Report how many lines of the records below include the word "doing". Give nothing but the number.

Collection entries

>> BEGIN

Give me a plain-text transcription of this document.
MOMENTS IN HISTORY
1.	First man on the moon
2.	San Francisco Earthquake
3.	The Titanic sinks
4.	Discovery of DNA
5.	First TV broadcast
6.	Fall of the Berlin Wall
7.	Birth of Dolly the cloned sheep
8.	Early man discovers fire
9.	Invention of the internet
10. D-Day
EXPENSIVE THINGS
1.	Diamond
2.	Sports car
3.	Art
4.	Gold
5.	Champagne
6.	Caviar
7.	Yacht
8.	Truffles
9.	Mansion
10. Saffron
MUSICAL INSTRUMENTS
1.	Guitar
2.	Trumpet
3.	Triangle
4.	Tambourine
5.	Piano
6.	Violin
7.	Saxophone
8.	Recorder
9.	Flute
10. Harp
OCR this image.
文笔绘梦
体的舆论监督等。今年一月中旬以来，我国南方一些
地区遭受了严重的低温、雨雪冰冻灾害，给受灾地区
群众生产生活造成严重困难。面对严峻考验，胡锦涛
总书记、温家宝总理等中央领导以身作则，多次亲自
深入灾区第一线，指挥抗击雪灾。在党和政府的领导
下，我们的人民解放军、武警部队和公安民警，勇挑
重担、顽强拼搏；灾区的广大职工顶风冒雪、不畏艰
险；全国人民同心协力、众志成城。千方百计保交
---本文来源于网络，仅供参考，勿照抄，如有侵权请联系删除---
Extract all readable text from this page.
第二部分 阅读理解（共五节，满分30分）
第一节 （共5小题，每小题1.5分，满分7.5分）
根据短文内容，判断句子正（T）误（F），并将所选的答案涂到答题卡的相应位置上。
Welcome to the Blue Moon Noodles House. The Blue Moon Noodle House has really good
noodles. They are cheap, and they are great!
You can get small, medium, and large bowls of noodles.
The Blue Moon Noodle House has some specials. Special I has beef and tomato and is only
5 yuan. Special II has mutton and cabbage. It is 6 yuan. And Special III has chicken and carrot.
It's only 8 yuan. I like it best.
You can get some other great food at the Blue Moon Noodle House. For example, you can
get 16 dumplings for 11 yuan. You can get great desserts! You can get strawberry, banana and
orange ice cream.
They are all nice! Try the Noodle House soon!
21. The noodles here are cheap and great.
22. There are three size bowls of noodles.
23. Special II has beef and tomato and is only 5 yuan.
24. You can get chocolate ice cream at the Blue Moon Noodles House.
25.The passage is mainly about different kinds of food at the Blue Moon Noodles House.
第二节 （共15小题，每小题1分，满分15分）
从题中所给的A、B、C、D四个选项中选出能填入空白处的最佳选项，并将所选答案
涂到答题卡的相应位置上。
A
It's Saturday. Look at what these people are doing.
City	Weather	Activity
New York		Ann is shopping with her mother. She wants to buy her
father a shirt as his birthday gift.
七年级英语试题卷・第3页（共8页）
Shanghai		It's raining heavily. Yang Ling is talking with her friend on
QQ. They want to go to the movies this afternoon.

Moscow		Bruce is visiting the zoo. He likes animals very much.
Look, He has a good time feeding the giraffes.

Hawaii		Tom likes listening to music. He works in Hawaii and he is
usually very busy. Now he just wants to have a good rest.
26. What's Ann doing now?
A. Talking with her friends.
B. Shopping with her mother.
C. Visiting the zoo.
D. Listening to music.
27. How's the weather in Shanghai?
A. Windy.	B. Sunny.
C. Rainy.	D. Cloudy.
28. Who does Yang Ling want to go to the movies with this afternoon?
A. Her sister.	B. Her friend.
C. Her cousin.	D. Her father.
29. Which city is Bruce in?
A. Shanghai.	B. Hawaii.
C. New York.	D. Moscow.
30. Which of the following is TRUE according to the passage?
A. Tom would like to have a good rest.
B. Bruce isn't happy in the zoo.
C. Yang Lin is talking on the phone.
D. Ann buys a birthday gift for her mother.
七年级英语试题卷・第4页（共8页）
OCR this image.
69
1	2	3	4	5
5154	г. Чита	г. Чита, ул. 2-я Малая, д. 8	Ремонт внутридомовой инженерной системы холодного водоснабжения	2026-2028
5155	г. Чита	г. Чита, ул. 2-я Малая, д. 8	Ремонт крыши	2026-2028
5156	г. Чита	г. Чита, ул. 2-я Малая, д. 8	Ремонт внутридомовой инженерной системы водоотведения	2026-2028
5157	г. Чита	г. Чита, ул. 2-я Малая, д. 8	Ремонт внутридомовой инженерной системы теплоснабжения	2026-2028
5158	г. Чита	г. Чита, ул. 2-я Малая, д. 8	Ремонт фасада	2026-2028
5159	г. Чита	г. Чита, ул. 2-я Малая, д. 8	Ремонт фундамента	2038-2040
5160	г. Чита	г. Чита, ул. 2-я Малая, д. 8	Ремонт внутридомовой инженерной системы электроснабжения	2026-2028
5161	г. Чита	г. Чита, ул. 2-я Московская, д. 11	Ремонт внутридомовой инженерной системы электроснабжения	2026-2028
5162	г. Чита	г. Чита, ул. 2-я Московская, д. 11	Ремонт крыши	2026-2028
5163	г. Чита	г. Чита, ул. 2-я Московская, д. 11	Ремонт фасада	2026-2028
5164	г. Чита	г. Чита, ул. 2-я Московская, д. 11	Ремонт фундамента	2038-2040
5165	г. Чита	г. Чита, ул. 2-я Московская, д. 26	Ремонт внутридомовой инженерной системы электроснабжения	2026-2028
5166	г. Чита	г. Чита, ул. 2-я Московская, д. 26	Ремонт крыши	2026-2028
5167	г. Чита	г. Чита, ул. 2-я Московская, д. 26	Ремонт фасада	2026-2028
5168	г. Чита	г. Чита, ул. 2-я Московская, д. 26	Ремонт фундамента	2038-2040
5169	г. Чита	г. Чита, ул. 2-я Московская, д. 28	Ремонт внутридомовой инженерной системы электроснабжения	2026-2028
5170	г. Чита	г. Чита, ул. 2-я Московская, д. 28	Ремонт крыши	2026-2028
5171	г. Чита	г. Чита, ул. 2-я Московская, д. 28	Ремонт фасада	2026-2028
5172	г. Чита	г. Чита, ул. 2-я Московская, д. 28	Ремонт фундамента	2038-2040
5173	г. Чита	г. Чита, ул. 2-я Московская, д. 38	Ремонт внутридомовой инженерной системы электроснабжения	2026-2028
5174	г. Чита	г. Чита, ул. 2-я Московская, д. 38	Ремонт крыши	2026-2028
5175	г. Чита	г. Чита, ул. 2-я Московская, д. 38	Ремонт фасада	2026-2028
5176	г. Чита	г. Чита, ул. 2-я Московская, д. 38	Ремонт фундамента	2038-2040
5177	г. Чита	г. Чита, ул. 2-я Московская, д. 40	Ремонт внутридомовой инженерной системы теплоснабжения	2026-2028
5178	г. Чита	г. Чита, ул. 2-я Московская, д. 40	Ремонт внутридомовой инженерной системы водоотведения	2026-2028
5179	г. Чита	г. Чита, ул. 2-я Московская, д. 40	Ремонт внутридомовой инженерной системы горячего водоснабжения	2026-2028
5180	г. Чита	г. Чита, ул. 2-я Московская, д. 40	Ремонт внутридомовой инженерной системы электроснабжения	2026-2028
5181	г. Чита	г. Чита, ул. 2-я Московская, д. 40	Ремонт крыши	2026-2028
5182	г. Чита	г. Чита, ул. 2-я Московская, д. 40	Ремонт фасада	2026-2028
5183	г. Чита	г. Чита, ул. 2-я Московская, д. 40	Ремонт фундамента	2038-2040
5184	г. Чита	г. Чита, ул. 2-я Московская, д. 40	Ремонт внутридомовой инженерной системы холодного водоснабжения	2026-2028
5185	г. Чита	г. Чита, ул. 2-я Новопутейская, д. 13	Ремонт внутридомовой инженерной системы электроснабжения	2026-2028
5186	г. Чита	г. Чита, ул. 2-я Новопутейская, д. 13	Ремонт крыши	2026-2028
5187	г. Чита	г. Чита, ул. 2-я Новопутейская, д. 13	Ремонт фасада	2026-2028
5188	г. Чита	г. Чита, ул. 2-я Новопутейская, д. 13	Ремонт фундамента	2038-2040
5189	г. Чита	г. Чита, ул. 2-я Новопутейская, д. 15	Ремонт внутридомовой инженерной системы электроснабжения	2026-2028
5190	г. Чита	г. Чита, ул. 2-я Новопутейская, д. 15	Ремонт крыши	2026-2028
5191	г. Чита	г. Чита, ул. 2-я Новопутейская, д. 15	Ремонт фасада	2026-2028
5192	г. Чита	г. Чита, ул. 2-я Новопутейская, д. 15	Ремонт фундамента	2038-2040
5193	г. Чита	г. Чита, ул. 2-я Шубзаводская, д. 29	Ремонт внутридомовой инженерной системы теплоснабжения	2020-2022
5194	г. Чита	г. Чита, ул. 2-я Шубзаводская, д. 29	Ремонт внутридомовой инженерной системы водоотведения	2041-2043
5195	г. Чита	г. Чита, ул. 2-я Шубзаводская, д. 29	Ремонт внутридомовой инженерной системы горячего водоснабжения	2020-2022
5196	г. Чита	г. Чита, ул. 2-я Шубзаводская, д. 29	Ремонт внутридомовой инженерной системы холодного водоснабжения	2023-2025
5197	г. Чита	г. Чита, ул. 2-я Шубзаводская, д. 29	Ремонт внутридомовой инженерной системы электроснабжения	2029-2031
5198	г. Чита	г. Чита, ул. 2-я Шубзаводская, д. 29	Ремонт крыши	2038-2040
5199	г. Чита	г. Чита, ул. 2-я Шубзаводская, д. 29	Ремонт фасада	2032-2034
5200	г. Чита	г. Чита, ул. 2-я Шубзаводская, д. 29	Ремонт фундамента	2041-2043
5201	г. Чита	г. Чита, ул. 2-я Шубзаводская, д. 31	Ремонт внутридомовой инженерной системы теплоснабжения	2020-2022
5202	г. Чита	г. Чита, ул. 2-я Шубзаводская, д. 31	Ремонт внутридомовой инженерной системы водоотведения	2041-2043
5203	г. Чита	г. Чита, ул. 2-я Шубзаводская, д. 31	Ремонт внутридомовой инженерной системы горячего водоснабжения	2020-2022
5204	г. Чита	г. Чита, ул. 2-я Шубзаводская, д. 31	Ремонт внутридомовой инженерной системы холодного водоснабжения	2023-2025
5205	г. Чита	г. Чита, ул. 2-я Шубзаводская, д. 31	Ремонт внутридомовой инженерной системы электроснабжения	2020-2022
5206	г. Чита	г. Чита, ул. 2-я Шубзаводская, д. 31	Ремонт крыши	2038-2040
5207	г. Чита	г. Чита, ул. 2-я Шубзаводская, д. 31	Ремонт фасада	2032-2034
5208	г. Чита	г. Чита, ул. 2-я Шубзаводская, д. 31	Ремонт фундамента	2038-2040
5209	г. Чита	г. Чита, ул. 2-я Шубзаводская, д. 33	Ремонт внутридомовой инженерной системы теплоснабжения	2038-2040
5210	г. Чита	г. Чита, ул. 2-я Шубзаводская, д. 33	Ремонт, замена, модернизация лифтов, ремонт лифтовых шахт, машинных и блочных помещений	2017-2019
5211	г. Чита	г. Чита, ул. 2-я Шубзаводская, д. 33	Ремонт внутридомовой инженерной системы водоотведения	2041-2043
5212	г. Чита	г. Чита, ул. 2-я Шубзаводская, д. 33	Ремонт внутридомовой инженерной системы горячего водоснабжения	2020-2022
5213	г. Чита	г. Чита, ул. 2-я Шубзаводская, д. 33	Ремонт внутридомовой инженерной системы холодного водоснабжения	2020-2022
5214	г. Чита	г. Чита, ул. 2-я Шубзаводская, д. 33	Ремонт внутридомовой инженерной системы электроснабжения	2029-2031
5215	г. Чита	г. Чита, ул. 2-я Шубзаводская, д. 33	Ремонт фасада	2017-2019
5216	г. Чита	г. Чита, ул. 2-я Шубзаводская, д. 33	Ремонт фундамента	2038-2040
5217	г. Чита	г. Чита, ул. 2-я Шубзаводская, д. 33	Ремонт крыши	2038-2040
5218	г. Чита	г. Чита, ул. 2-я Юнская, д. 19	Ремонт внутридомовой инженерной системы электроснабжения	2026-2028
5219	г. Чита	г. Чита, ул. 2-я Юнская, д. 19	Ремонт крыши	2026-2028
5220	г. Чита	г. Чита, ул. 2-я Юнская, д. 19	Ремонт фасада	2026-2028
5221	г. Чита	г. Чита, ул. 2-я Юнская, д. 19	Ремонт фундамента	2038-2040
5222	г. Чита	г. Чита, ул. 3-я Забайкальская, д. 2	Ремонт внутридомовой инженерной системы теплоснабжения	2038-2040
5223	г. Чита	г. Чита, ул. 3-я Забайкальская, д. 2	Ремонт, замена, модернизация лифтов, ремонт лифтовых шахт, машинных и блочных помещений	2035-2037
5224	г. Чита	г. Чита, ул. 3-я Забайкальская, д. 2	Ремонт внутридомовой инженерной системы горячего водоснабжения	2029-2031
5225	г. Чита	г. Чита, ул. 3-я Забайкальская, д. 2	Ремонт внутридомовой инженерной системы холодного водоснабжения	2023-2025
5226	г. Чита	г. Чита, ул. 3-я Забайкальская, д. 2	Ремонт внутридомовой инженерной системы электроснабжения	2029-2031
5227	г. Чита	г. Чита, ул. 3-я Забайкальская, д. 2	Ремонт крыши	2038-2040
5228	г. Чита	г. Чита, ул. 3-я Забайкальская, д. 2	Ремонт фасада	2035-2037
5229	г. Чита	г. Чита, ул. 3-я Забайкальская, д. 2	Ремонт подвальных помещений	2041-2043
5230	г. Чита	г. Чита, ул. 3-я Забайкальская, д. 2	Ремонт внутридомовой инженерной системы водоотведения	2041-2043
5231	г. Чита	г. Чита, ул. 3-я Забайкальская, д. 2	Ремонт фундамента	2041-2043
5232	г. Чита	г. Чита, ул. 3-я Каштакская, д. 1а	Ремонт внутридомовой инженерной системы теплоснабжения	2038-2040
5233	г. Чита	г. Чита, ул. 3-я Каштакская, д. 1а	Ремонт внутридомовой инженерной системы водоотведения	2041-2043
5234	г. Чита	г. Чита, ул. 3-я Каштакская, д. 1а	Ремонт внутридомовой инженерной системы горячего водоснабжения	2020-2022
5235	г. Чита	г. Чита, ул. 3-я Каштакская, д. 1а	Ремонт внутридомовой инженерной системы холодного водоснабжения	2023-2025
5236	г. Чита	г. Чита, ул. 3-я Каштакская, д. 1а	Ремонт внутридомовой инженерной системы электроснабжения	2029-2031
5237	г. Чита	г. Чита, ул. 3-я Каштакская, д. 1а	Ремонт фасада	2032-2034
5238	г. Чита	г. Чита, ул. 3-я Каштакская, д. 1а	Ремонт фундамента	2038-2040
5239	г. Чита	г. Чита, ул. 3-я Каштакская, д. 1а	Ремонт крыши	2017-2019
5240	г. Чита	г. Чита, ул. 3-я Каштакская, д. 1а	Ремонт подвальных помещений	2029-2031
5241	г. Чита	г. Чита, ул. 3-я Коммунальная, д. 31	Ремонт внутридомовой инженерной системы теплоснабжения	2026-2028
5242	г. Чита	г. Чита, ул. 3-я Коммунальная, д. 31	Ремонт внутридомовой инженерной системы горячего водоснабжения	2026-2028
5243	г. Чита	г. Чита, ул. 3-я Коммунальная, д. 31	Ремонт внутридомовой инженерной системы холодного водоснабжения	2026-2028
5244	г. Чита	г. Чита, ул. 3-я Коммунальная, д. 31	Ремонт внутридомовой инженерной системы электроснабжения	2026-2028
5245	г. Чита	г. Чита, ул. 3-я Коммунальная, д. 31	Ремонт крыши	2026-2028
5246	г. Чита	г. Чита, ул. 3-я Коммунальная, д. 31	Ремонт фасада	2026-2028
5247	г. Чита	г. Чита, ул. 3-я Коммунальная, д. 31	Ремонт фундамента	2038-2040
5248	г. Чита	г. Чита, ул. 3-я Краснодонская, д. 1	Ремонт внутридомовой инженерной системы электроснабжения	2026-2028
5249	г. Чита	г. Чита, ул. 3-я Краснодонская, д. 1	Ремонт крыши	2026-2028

>> END

## Solution for this task
2